>> Start Text to read

We estimate the annual cost of constructing and operating a second acid 
plant to control SO2 emissions is about $872 per ton of 
SO2 removed. While we consider the cost of a new acid plant 
to be reasonable, we are proposing a performance standard as BART 
rather than prescribing a particular method of control. For 
NOX, we propose to set an annual emission limit of 40 tpy 
from the BART-eligible units, based on our proposed determination that 
no NOX controls are needed for BART at the Hayden Smelter. 
Finally, we are proposing an emission limit and associated compliance 
requirements for PM10.
    Affected Class I Areas: Twelve Class I areas are within 300 km of 
the Hayden Smelter. Their nearest borders range from 48 km to 239 km 
away. Galiuro WA and Superstition WA are the closest, followed by 
Saguaro NP and Sierra Ancha WA. The highest baseline 98th percentile 
visibility impact is 1.7 dv at Superstition, with impacts at Galiuro 
slightly lower. Baseline visibility impacts at each of the twelve areas 
exceed 0.5 dv. The cumulative sum of visibility impacts over all the 
Class I areas is 12.1 dv.
    Facility Overview: ASARCO Hayden Smelter is a batch-process copper 
smelter in Gila County, Arizona. We previously approved ADEQ's 
determination that converters 1, 3, 4 and 5 and Anode Furnaces 1 and 2 
at the facility are BART-eligible.\96\ We also approved ADEQ's 
determination that these units are subject to BART for SO2 
and that BART for PM10 at ASARCO Hayden is no additional 
controls. However, we disapproved ADEQ's determination that existing 
controls constitute BART for SO2 and that the units are not 
subject to BART for NOX. In light of these disapprovals and 
our FIP duty for regional haze in Arizona, we are required to 
promulgate a FIP to address BART for SO2 and NOX.

>> End Text to read

» **Problem set**
a: Condense the paragraph of the Hayden Smelter passage that begins "Affected Class I Areas" into a short bulleted list that keeps its main facts.
b: Write what comes next in the Hayden Smelter passage, starting after its final sentence.

>> Start Material supplied

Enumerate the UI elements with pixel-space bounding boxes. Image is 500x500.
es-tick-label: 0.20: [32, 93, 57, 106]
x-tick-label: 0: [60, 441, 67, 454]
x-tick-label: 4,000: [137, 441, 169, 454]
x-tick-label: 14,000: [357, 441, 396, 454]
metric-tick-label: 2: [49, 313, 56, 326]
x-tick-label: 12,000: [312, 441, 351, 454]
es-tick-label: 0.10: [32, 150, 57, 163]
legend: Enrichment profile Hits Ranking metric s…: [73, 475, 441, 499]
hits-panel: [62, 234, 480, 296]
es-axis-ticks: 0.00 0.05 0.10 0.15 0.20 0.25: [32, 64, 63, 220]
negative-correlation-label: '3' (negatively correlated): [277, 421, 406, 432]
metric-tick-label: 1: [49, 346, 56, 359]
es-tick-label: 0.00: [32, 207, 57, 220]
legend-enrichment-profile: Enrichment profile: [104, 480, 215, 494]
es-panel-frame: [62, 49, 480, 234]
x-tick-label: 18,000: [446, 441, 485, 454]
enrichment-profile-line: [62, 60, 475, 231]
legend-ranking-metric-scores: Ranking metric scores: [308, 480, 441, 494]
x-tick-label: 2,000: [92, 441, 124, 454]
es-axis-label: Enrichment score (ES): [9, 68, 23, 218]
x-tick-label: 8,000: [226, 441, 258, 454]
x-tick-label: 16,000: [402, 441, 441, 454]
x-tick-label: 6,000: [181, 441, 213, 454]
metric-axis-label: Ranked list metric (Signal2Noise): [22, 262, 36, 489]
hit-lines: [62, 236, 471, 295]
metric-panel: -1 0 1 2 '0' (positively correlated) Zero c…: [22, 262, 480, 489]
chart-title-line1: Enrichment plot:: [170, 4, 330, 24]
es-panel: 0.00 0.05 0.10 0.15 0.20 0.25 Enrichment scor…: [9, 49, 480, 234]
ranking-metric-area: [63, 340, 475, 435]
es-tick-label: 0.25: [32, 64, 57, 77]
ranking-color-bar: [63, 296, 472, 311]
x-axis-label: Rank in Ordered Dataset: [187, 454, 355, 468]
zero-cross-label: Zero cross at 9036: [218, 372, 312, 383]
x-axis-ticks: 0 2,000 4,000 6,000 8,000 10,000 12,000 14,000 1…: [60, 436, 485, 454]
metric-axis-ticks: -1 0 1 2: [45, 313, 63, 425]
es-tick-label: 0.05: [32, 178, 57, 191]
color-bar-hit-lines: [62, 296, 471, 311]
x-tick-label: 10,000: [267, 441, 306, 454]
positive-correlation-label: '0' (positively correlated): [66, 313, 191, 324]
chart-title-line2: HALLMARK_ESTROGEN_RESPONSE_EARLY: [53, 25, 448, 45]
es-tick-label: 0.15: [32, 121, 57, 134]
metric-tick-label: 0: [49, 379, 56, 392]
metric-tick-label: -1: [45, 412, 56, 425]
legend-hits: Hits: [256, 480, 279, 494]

>> End Material supplied

» **Per-task answers**
a:
- Twelve Class I areas lie within 300 km of the Hayden Smelter, with nearest borders 48 km to 239 km away.
- Galiuro WA and Superstition WA are closest, followed by Saguaro NP and Sierra Ancha WA.
- The highest baseline 98th percentile visibility impact is 1.7 dv at Superstition, with Galiuro slightly lower.
- Baseline visibility impacts exceed 0.5 dv at all twelve areas.
- The cumulative visibility impact across all the areas is 12.1 dv.

b:
---------------------------------------------------------------------------

    \96\ 78 FR 46412 (July 30, 2013). Please refer to the TSD for a 
description of these units.
---------------------------------------------------------------------------

    Baseline Emissions Calculations: Since neither ASARCO nor ADEQ 
identified baseline emissions for the Hayden Smelter, we calculated 
baseline emissions for SO2 and NOX. For 
SO2, we used as the baseline the average of the two highest 
emitting years from the last five years that ASARCO reported to ADEQ. 
For NOX, we estimated emission rates based on the rated 
natural gas capacity of the burners in the four subject-to-BART 
converters and the two anode furnaces.\97\ As indicated in Table 27, 
the majority of the source's SO2 emissions (20,341 tpy of a 
total of 22,621 tpy) are process emissions from the converters. These 
process SO2 emissions are collected through a secondary 
capture system, but are emitted uncontrolled through an annular stack 
that bypasses the existing double contact acid plant. While our BART 
analysis focuses on these uncontrolled SO2 emissions from 
the converters, we also evaluated improved control of the 
SO2 emissions from the existing acid plant and from the 
anode furnaces as well as controlling NOX emissions from all 
the BART units.
---------------------------------------------------------------------------

    \97\ ASARCO Hayden Title V permit.

                                Table 27--Hayden Smelter: BART Baseline Emissions
                                                 [Tons per year]
----------------------------------------------------------------------------------------------------------------
                                                              Converters
                                              -----------------------------------------
                                                 Existing      Annular                     Anode
                                                acid plant      stack                     furnaces      Total
                                                 (primary    (secondary    Uncaptured
                                                 capture)     capture)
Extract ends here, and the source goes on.